[Stored data]
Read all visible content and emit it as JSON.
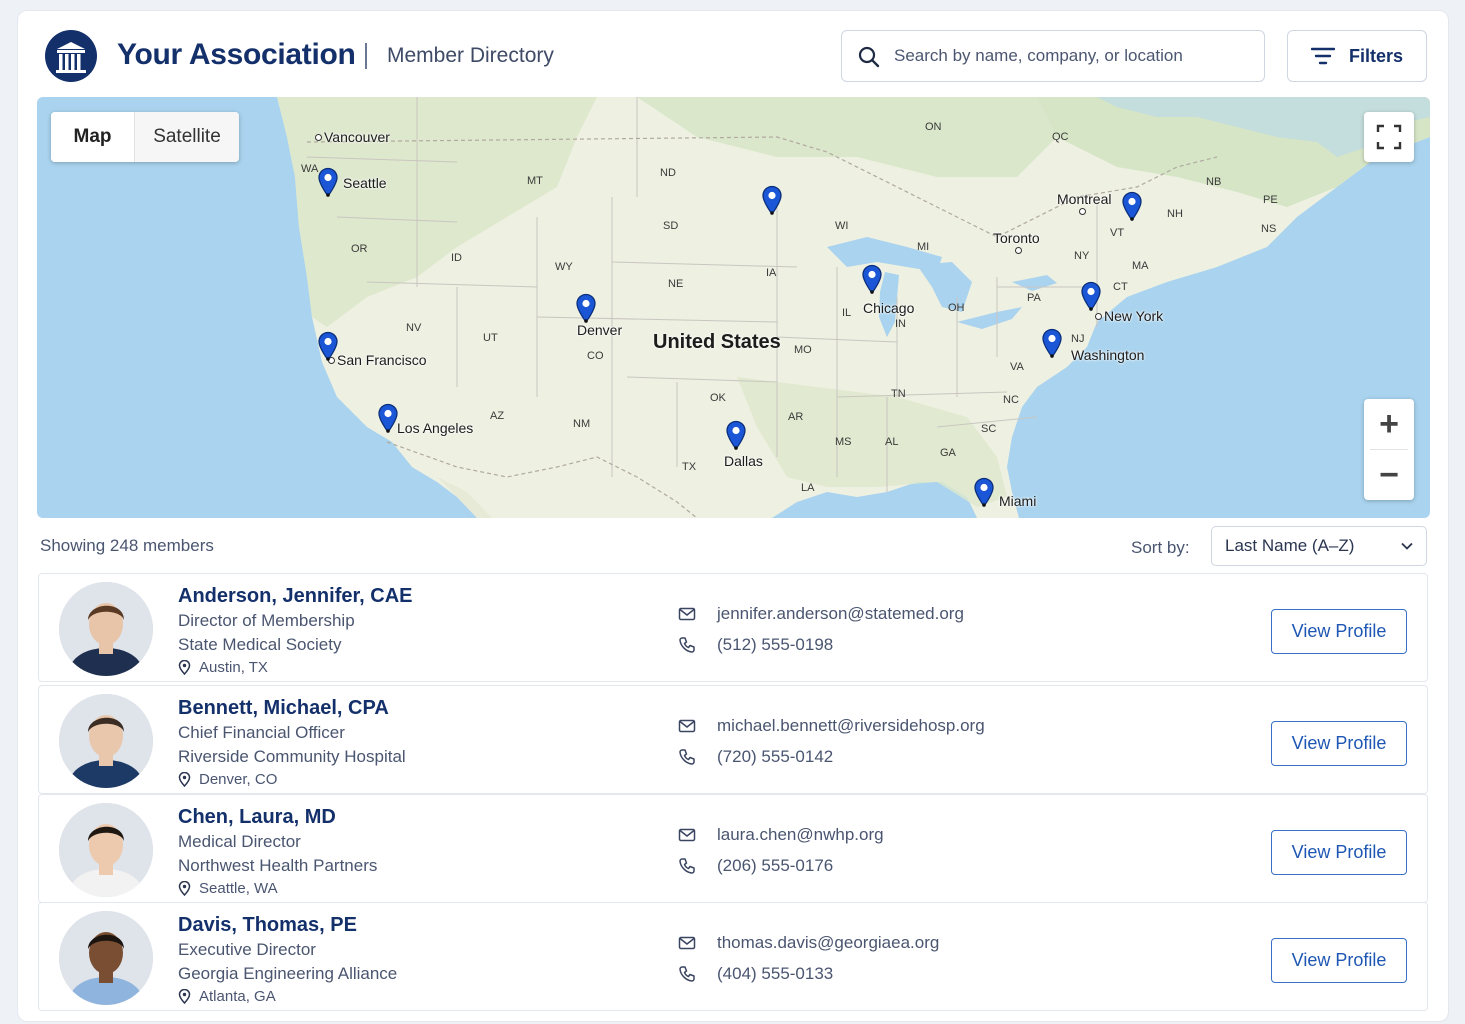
{
  "header": {
    "brand_name": "Your Association",
    "page_name": "Member Directory",
    "search_placeholder": "Search by name, company, or location",
    "filters_label": "Filters"
  },
  "map": {
    "view_toggle": {
      "active": "Map",
      "inactive": "Satellite"
    },
    "zoom_in": "+",
    "zoom_out": "−",
    "country_label": "United States",
    "state_labels": [
      "WA",
      "OR",
      "ID",
      "MT",
      "WY",
      "NV",
      "UT",
      "CO",
      "AZ",
      "NM",
      "ND",
      "SD",
      "NE",
      "IA",
      "OK",
      "TX",
      "MO",
      "AR",
      "LA",
      "MS",
      "AL",
      "TN",
      "GA",
      "SC",
      "NC",
      "VA",
      "WI",
      "MI",
      "IL",
      "IN",
      "OH",
      "PA",
      "NY",
      "VT",
      "NH",
      "MA",
      "CT",
      "NJ",
      "ON",
      "QC",
      "NB",
      "PE",
      "NS"
    ],
    "city_labels": [
      "Vancouver",
      "Seattle",
      "San Francisco",
      "Los Angeles",
      "Denver",
      "Dallas",
      "Chicago",
      "Toronto",
      "Montreal",
      "New York",
      "Washington",
      "Miami"
    ],
    "marker_cities": [
      "Seattle",
      "San Francisco",
      "Los Angeles",
      "Denver",
      "Minneapolis",
      "Dallas",
      "Chicago",
      "Montreal",
      "New York",
      "Washington",
      "Miami"
    ],
    "marker_color": "#1a56d6"
  },
  "list": {
    "showing_text": "Showing 248 members",
    "sort_label": "Sort by:",
    "sort_value": "Last Name (A–Z)"
  },
  "members": [
    {
      "name": "Anderson, Jennifer, CAE",
      "title": "Director of Membership",
      "organization": "State Medical Society",
      "location": "Austin, TX",
      "email": "jennifer.anderson@statemed.org",
      "phone": "(512) 555-0198",
      "action": "View Profile"
    },
    {
      "name": "Bennett, Michael, CPA",
      "title": "Chief Financial Officer",
      "organization": "Riverside Community Hospital",
      "location": "Denver, CO",
      "email": "michael.bennett@riversidehosp.org",
      "phone": "(720) 555-0142",
      "action": "View Profile"
    },
    {
      "name": "Chen, Laura, MD",
      "title": "Medical Director",
      "organization": "Northwest Health Partners",
      "location": "Seattle, WA",
      "email": "laura.chen@nwhp.org",
      "phone": "(206) 555-0176",
      "action": "View Profile"
    },
    {
      "name": "Davis, Thomas, PE",
      "title": "Executive Director",
      "organization": "Georgia Engineering Alliance",
      "location": "Atlanta, GA",
      "email": "thomas.davis@georgiaea.org",
      "phone": "(404) 555-0133",
      "action": "View Profile"
    }
  ],
  "colors": {
    "brand": "#14306b",
    "accent": "#1e56b3",
    "text": "#4a5570"
  }
}
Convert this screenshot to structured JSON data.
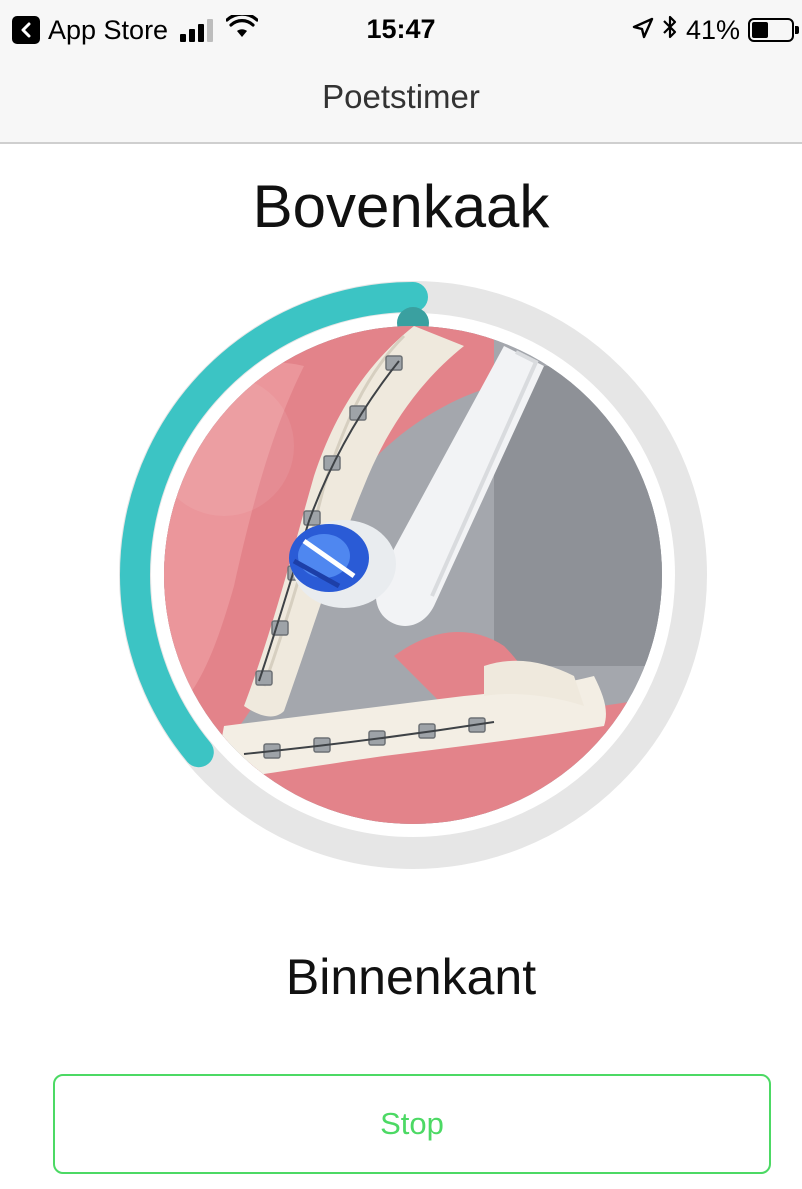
{
  "status_bar": {
    "back_app": "App Store",
    "time": "15:47",
    "battery": "41%",
    "battery_level": 0.41,
    "signal_bars": 3,
    "icons": [
      "back-arrow-icon",
      "signal-icon",
      "wifi-icon",
      "location-icon",
      "bluetooth-icon",
      "battery-icon"
    ]
  },
  "nav": {
    "title": "Poetstimer"
  },
  "timer": {
    "section_title": "Bovenkaak",
    "subtitle": "Binnenkant",
    "progress": 0.36,
    "colors": {
      "progress": "#3cc4c4",
      "knob": "#3aa0a0",
      "track": "#e6e6e6"
    }
  },
  "actions": {
    "stop_label": "Stop",
    "accent": "#4cd964"
  }
}
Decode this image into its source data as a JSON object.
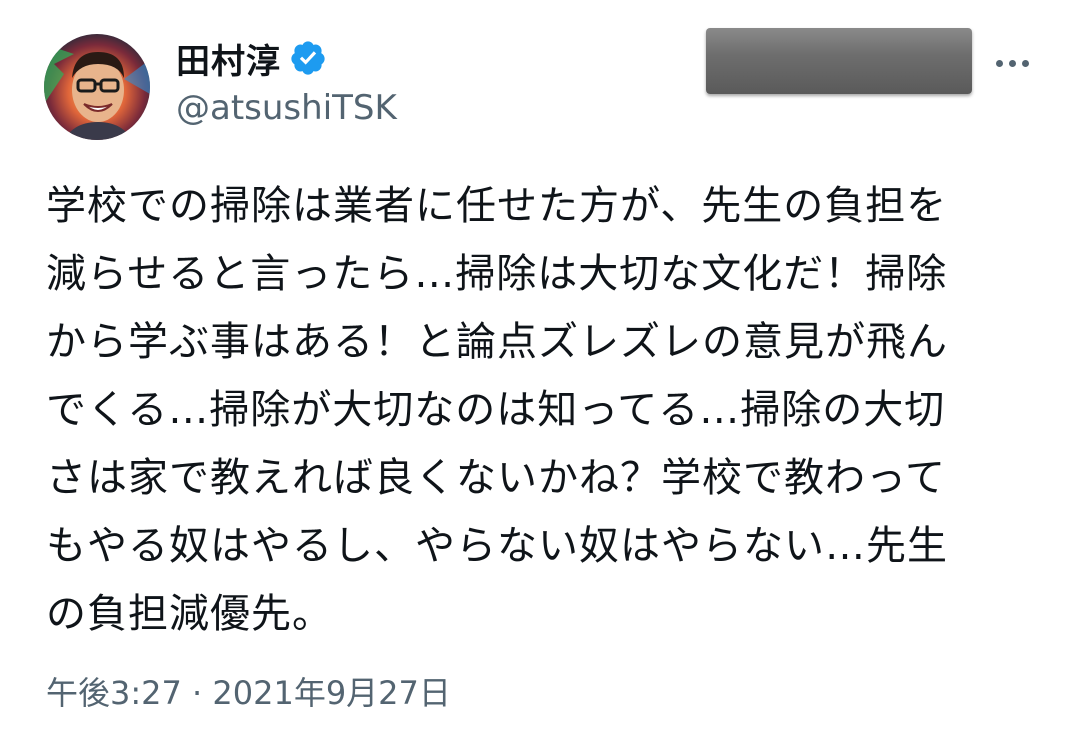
{
  "author": {
    "display_name": "田村淳",
    "handle": "@atsushiTSK",
    "verified": true,
    "avatar_icon": "profile-photo"
  },
  "header": {
    "more_icon": "more-horizontal-icon"
  },
  "tweet": {
    "lines": [
      "学校での掃除は業者に任せた方が、先生の負担を",
      "減らせると言ったら…掃除は大切な文化だ！掃除",
      "から学ぶ事はある！と論点ズレズレの意見が飛ん",
      "でくる…掃除が大切なのは知ってる…掃除の大切",
      "さは家で教えれば良くないかね？学校で教わって",
      "もやる奴はやるし、やらない奴はやらない…先生",
      "の負担減優先。"
    ],
    "timestamp": "午後3:27 · 2021年9月27日"
  },
  "colors": {
    "text_primary": "#0f1419",
    "text_secondary": "#536471",
    "verified_badge": "#1d9bf0",
    "redaction": "#6e6e6e"
  }
}
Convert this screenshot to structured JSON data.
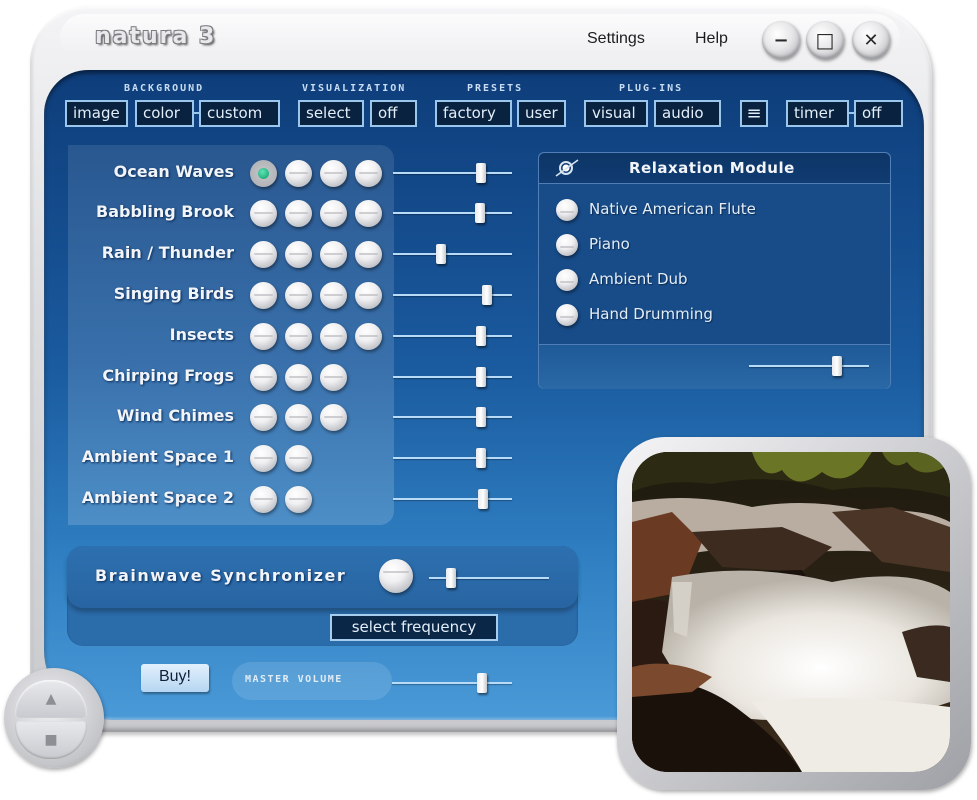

Exercise instructions. Reproduce the listing above exactly, excluding all pictures.

Task output.
Read all visible content and emit it as JSON.
{
  "header": {
    "brand_name": "Your Association",
    "page_name": "Member Directory",
    "search_placeholder": "Search by name, company, or location",
    "filters_label": "Filters"
  },
  "map": {
    "view_toggle": {
      "active": "Map",
      "inactive": "Satellite"
    },
    "zoom_in": "+",
    "zoom_out": "−",
    "country_label": "United States",
    "state_labels": [
      "WA",
      "OR",
      "ID",
      "MT",
      "WY",
      "NV",
      "UT",
      "CO",
      "AZ",
      "NM",
      "ND",
      "SD",
      "NE",
      "IA",
      "OK",
      "TX",
      "MO",
      "AR",
      "LA",
      "MS",
      "AL",
      "TN",
      "GA",
      "SC",
      "NC",
      "VA",
      "WI",
      "MI",
      "IL",
      "IN",
      "OH",
      "PA",
      "NY",
      "VT",
      "NH",
      "MA",
      "CT",
      "NJ",
      "ON",
      "QC",
      "NB",
      "PE",
      "NS"
    ],
    "city_labels": [
      "Vancouver",
      "Seattle",
      "San Francisco",
      "Los Angeles",
      "Denver",
      "Dallas",
      "Chicago",
      "Toronto",
      "Montreal",
      "New York",
      "Washington",
      "Miami"
    ],
    "marker_cities": [
      "Seattle",
      "San Francisco",
      "Los Angeles",
      "Denver",
      "Minneapolis",
      "Dallas",
      "Chicago",
      "Montreal",
      "New York",
      "Washington",
      "Miami"
    ],
    "marker_color": "#1a56d6"
  },
  "list": {
    "showing_text": "Showing 248 members",
    "sort_label": "Sort by:",
    "sort_value": "Last Name (A–Z)"
  },
  "members": [
    {
      "name": "Anderson, Jennifer, CAE",
      "title": "Director of Membership",
      "organization": "State Medical Society",
      "location": "Austin, TX",
      "email": "jennifer.anderson@statemed.org",
      "phone": "(512) 555-0198",
      "action": "View Profile"
    },
    {
      "name": "Bennett, Michael, CPA",
      "title": "Chief Financial Officer",
      "organization": "Riverside Community Hospital",
      "location": "Denver, CO",
      "email": "michael.bennett@riversidehosp.org",
      "phone": "(720) 555-0142",
      "action": "View Profile"
    },
    {
      "name": "Chen, Laura, MD",
      "title": "Medical Director",
      "organization": "Northwest Health Partners",
      "location": "Seattle, WA",
      "email": "laura.chen@nwhp.org",
      "phone": "(206) 555-0176",
      "action": "View Profile"
    },
    {
      "name": "Davis, Thomas, PE",
      "title": "Executive Director",
      "organization": "Georgia Engineering Alliance",
      "location": "Atlanta, GA",
      "email": "thomas.davis@georgiaea.org",
      "phone": "(404) 555-0133",
      "action": "View Profile"
    }
  ],
  "colors": {
    "brand": "#14306b",
    "accent": "#1e56b3",
    "text": "#4a5570"
  }
}
Convert this screenshot to structured JSON data.
{
  "status_bar": {
    "back_app": "App Store",
    "time": "15:47",
    "battery": "41%",
    "battery_level": 0.41,
    "signal_bars": 3,
    "icons": [
      "back-arrow-icon",
      "signal-icon",
      "wifi-icon",
      "location-icon",
      "bluetooth-icon",
      "battery-icon"
    ]
  },
  "nav": {
    "title": "Poetstimer"
  },
  "timer": {
    "section_title": "Bovenkaak",
    "subtitle": "Binnenkant",
    "progress": 0.36,
    "colors": {
      "progress": "#3cc4c4",
      "knob": "#3aa0a0",
      "track": "#e6e6e6"
    }
  },
  "actions": {
    "stop_label": "Stop",
    "accent": "#4cd964"
  }
}
Decode this image into its source data as a JSON object.
{
  "author": {
    "display_name": "田村淳",
    "handle": "@atsushiTSK",
    "verified": true,
    "avatar_icon": "profile-photo"
  },
  "header": {
    "more_icon": "more-horizontal-icon"
  },
  "tweet": {
    "lines": [
      "学校での掃除は業者に任せた方が、先生の負担を",
      "減らせると言ったら…掃除は大切な文化だ！掃除",
      "から学ぶ事はある！と論点ズレズレの意見が飛ん",
      "でくる…掃除が大切なのは知ってる…掃除の大切",
      "さは家で教えれば良くないかね？学校で教わって",
      "もやる奴はやるし、やらない奴はやらない…先生",
      "の負担減優先。"
    ],
    "timestamp": "午後3:27 · 2021年9月27日"
  },
  "colors": {
    "text_primary": "#0f1419",
    "text_secondary": "#536471",
    "verified_badge": "#1d9bf0",
    "redaction": "#6e6e6e"
  }
}
Convert this screenshot to structured JSON data.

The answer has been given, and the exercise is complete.